TASK BRIEF: Every entry in the following data should be output exactly.

-- Opening Marker --

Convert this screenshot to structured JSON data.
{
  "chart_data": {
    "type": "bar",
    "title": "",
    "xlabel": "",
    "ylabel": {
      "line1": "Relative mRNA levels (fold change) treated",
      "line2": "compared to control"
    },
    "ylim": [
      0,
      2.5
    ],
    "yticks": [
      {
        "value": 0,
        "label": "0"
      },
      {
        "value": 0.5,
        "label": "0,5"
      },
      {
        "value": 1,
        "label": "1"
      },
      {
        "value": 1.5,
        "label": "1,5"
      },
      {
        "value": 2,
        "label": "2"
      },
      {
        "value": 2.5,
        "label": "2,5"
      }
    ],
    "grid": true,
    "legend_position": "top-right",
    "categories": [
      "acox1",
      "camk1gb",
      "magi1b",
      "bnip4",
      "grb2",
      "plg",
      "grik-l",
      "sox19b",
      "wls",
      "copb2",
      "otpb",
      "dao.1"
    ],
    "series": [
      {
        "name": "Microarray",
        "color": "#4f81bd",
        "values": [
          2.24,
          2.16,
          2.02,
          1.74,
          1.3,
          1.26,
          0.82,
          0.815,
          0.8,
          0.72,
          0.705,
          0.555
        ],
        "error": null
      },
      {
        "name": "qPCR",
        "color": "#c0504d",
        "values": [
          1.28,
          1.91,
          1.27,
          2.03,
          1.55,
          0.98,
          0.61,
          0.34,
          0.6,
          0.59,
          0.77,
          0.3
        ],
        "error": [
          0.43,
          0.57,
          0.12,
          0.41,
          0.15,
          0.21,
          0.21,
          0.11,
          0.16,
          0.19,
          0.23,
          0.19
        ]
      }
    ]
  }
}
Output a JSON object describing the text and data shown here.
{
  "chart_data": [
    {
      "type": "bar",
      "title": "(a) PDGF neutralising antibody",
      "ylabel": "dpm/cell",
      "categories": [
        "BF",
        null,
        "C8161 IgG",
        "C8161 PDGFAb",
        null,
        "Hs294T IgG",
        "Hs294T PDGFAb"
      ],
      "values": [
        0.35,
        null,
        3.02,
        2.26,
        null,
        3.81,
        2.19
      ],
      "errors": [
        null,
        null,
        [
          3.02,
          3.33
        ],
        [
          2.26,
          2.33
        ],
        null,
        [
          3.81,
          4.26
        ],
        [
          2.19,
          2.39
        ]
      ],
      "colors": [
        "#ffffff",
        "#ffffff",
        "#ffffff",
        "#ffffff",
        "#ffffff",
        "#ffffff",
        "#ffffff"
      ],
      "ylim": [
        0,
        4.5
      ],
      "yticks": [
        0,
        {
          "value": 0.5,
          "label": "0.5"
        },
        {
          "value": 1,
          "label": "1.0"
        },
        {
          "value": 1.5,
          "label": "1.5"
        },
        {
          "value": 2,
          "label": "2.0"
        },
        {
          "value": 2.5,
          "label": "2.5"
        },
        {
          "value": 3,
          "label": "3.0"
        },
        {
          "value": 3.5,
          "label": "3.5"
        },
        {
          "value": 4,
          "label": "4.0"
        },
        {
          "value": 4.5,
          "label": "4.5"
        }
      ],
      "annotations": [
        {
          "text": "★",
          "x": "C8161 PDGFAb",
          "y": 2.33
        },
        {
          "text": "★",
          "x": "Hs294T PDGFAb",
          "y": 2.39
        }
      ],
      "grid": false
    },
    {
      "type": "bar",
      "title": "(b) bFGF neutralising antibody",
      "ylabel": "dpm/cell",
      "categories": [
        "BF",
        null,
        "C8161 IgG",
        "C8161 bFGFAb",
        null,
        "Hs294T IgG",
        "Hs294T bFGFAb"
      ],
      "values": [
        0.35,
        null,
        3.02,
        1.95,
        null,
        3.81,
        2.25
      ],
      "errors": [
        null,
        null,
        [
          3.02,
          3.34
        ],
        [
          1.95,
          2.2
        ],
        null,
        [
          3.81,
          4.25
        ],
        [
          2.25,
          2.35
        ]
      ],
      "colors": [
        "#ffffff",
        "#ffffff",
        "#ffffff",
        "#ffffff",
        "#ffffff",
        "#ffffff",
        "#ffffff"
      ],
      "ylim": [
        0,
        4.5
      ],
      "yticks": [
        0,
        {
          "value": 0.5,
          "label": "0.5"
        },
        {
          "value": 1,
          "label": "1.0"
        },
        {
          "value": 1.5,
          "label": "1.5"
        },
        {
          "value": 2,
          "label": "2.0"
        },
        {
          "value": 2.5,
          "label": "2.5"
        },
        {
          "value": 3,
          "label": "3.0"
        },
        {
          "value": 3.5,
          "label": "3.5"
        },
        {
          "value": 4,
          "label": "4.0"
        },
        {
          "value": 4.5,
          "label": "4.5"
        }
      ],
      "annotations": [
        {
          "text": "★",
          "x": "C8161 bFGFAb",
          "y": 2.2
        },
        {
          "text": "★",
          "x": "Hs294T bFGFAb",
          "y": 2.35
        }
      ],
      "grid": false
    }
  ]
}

-- Closing Marker --

OUTPUT FOR THIS TASK:
Convert this screenshot to structured JSON data.
{
  "chart_data": {
    "type": "bar",
    "title": "",
    "xlabel": "",
    "ylabel": {
      "line1": "Relative mRNA levels (fold change) treated",
      "line2": "compared to control"
    },
    "ylim": [
      0,
      2.5
    ],
    "yticks": [
      {
        "value": 0,
        "label": "0"
      },
      {
        "value": 0.5,
        "label": "0,5"
      },
      {
        "value": 1,
        "label": "1"
      },
      {
        "value": 1.5,
        "label": "1,5"
      },
      {
        "value": 2,
        "label": "2"
      },
      {
        "value": 2.5,
        "label": "2,5"
      }
    ],
    "grid": true,
    "legend_position": "top-right",
    "categories": [
      "acox1",
      "camk1gb",
      "magi1b",
      "bnip4",
      "grb2",
      "plg",
      "grik-l",
      "sox19b",
      "wls",
      "copb2",
      "otpb",
      "dao.1"
    ],
    "series": [
      {
        "name": "Microarray",
        "color": "#4f81bd",
        "values": [
          2.24,
          2.16,
          2.02,
          1.74,
          1.3,
          1.26,
          0.82,
          0.815,
          0.8,
          0.72,
          0.705,
          0.555
        ],
        "error": null
      },
      {
        "name": "qPCR",
        "color": "#c0504d",
        "values": [
          1.28,
          1.91,
          1.27,
          2.03,
          1.55,
          0.98,
          0.61,
          0.34,
          0.6,
          0.59,
          0.77,
          0.3
        ],
        "error": [
          0.43,
          0.57,
          0.12,
          0.41,
          0.15,
          0.21,
          0.21,
          0.11,
          0.16,
          0.19,
          0.23,
          0.19
        ]
      }
    ]
  }
}
Output a JSON object describing the text and data shown here.
{
  "chart_data": [
    {
      "type": "bar",
      "title": "(a) PDGF neutralising antibody",
      "ylabel": "dpm/cell",
      "categories": [
        "BF",
        null,
        "C8161 IgG",
        "C8161 PDGFAb",
        null,
        "Hs294T IgG",
        "Hs294T PDGFAb"
      ],
      "values": [
        0.35,
        null,
        3.02,
        2.26,
        null,
        3.81,
        2.19
      ],
      "errors": [
        null,
        null,
        [
          3.02,
          3.33
        ],
        [
          2.26,
          2.33
        ],
        null,
        [
          3.81,
          4.26
        ],
        [
          2.19,
          2.39
        ]
      ],
      "colors": [
        "#ffffff",
        "#ffffff",
        "#ffffff",
        "#ffffff",
        "#ffffff",
        "#ffffff",
        "#ffffff"
      ],
      "ylim": [
        0,
        4.5
      ],
      "yticks": [
        0,
        {
          "value": 0.5,
          "label": "0.5"
        },
        {
          "value": 1,
          "label": "1.0"
        },
        {
          "value": 1.5,
          "label": "1.5"
        },
        {
          "value": 2,
          "label": "2.0"
        },
        {
          "value": 2.5,
          "label": "2.5"
        },
        {
          "value": 3,
          "label": "3.0"
        },
        {
          "value": 3.5,
          "label": "3.5"
        },
        {
          "value": 4,
          "label": "4.0"
        },
        {
          "value": 4.5,
          "label": "4.5"
        }
      ],
      "annotations": [
        {
          "text": "★",
          "x": "C8161 PDGFAb",
          "y": 2.33
        },
        {
          "text": "★",
          "x": "Hs294T PDGFAb",
          "y": 2.39
        }
      ],
      "grid": false
    },
    {
      "type": "bar",
      "title": "(b) bFGF neutralising antibody",
      "ylabel": "dpm/cell",
      "categories": [
        "BF",
        null,
        "C8161 IgG",
        "C8161 bFGFAb",
        null,
        "Hs294T IgG",
        "Hs294T bFGFAb"
      ],
      "values": [
        0.35,
        null,
        3.02,
        1.95,
        null,
        3.81,
        2.25
      ],
      "errors": [
        null,
        null,
        [
          3.02,
          3.34
        ],
        [
          1.95,
          2.2
        ],
        null,
        [
          3.81,
          4.25
        ],
        [
          2.25,
          2.35
        ]
      ],
      "colors": [
        "#ffffff",
        "#ffffff",
        "#ffffff",
        "#ffffff",
        "#ffffff",
        "#ffffff",
        "#ffffff"
      ],
      "ylim": [
        0,
        4.5
      ],
      "yticks": [
        0,
        {
          "value": 0.5,
          "label": "0.5"
        },
        {
          "value": 1,
          "label": "1.0"
        },
        {
          "value": 1.5,
          "label": "1.5"
        },
        {
          "value": 2,
          "label": "2.0"
        },
        {
          "value": 2.5,
          "label": "2.5"
        },
        {
          "value": 3,
          "label": "3.0"
        },
        {
          "value": 3.5,
          "label": "3.5"
        },
        {
          "value": 4,
          "label": "4.0"
        },
        {
          "value": 4.5,
          "label": "4.5"
        }
      ],
      "annotations": [
        {
          "text": "★",
          "x": "C8161 bFGFAb",
          "y": 2.2
        },
        {
          "text": "★",
          "x": "Hs294T bFGFAb",
          "y": 2.35
        }
      ],
      "grid": false
    }
  ]
}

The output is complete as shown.